**Directive**
Pull every line of the entries that has the word "presenting".

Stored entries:
-- Start --

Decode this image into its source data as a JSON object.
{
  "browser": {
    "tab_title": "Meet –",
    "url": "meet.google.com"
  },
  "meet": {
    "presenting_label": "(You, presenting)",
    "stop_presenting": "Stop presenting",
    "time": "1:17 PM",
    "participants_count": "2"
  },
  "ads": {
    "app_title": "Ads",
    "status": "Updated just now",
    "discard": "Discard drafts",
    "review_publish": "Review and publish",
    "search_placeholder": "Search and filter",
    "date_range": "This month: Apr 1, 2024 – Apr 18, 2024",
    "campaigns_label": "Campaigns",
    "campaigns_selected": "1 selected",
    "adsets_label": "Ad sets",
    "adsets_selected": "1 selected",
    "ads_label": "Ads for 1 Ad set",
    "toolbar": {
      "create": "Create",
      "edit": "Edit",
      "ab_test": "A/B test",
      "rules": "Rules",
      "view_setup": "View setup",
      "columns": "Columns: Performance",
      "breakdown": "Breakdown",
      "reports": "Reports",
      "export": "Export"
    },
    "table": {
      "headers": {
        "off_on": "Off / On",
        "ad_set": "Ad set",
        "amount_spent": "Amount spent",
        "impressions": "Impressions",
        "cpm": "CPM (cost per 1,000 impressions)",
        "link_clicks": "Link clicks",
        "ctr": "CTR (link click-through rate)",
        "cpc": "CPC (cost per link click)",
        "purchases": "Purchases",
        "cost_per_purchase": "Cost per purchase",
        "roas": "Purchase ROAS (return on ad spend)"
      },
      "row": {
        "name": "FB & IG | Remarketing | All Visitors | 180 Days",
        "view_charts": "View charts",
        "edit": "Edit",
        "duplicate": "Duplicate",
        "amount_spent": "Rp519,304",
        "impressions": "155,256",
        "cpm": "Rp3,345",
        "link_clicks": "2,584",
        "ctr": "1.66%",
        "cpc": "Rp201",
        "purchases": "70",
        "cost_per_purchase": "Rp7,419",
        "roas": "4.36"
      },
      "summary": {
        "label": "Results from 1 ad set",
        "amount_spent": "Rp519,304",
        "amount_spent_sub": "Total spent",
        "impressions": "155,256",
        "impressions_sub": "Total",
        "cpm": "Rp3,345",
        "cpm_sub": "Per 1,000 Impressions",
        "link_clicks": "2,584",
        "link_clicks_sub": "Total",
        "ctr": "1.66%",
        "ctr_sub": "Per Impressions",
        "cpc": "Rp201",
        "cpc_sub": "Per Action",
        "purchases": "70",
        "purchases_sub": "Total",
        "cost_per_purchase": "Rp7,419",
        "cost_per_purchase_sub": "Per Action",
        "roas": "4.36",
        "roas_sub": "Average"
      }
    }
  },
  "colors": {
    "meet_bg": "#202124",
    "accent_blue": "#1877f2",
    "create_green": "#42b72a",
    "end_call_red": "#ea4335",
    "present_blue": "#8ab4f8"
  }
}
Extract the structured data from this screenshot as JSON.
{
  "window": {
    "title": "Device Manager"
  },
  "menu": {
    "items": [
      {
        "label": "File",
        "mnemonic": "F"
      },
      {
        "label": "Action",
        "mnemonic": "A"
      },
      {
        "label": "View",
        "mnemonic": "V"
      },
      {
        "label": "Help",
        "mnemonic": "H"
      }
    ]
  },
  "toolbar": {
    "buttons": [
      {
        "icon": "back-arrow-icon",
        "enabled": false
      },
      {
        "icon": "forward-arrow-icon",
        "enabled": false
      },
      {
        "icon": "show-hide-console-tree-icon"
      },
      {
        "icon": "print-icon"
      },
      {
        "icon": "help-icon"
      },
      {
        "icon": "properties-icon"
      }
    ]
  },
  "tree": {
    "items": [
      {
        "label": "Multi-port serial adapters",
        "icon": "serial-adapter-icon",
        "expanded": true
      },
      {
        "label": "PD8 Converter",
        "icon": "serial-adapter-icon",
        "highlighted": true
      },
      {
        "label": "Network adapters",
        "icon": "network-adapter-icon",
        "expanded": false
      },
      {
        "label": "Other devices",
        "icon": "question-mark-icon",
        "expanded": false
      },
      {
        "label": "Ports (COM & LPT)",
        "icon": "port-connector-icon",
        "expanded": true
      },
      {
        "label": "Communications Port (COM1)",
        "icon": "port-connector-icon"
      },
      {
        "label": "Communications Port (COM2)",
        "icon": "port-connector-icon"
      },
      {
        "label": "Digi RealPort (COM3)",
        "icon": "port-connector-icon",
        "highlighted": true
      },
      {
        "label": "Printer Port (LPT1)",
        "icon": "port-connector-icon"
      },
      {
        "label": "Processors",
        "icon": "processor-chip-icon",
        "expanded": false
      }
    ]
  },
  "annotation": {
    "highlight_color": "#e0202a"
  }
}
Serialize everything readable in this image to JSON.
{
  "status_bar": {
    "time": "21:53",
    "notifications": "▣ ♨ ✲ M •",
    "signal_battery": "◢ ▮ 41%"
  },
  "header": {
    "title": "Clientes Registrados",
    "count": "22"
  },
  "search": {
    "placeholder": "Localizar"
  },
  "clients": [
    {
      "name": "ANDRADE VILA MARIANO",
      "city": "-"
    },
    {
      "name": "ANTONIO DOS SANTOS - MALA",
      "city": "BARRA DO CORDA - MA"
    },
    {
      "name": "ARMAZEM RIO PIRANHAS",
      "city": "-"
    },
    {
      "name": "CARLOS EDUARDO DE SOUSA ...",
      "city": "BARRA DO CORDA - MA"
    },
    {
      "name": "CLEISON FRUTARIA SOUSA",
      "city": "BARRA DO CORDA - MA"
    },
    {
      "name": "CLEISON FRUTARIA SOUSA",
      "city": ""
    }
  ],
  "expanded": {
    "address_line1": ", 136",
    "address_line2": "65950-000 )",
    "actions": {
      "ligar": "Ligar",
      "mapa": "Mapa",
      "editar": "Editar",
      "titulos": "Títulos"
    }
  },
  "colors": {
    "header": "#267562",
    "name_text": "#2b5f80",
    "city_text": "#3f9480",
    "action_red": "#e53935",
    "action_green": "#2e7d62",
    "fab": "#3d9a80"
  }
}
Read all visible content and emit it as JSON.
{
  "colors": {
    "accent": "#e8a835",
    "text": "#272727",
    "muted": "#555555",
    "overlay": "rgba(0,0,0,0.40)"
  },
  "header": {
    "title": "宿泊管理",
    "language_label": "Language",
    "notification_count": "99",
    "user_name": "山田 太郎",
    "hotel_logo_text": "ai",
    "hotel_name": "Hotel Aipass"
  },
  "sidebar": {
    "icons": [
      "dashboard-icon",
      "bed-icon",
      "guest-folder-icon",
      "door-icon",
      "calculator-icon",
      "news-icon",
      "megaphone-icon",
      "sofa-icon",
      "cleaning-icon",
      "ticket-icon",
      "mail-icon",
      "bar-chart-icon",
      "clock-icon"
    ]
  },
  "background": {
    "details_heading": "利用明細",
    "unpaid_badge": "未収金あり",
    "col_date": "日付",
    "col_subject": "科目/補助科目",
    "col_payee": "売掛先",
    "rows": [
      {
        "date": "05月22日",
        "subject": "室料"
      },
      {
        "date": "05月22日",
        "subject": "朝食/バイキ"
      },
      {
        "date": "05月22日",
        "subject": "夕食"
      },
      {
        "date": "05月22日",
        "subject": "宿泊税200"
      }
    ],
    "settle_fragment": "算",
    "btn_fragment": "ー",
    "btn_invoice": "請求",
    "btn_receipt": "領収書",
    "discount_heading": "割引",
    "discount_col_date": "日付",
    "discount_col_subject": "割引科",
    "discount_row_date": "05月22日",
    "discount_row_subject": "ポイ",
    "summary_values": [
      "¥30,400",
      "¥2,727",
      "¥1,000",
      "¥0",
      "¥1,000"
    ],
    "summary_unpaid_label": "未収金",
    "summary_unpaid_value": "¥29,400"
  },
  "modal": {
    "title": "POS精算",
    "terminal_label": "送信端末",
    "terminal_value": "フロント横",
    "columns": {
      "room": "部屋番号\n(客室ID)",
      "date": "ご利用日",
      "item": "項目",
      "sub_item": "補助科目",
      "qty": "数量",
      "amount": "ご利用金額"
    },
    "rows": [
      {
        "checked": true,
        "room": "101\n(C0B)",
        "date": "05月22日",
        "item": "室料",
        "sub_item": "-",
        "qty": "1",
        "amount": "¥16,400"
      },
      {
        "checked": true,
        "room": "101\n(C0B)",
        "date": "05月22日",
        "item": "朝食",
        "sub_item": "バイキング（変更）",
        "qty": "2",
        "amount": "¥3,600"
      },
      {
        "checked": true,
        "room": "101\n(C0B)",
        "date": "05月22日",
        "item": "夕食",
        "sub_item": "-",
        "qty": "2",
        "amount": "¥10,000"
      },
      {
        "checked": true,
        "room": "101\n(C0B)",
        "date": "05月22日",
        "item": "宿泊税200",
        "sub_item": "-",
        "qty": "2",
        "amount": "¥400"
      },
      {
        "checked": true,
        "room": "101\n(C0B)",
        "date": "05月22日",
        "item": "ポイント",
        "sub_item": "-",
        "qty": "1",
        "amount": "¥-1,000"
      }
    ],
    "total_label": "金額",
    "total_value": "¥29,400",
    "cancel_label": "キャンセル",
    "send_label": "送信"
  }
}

-- End --

**Solution to this exercise**
    "presenting_label": "(You, presenting)",
    "stop_presenting": "Stop presenting",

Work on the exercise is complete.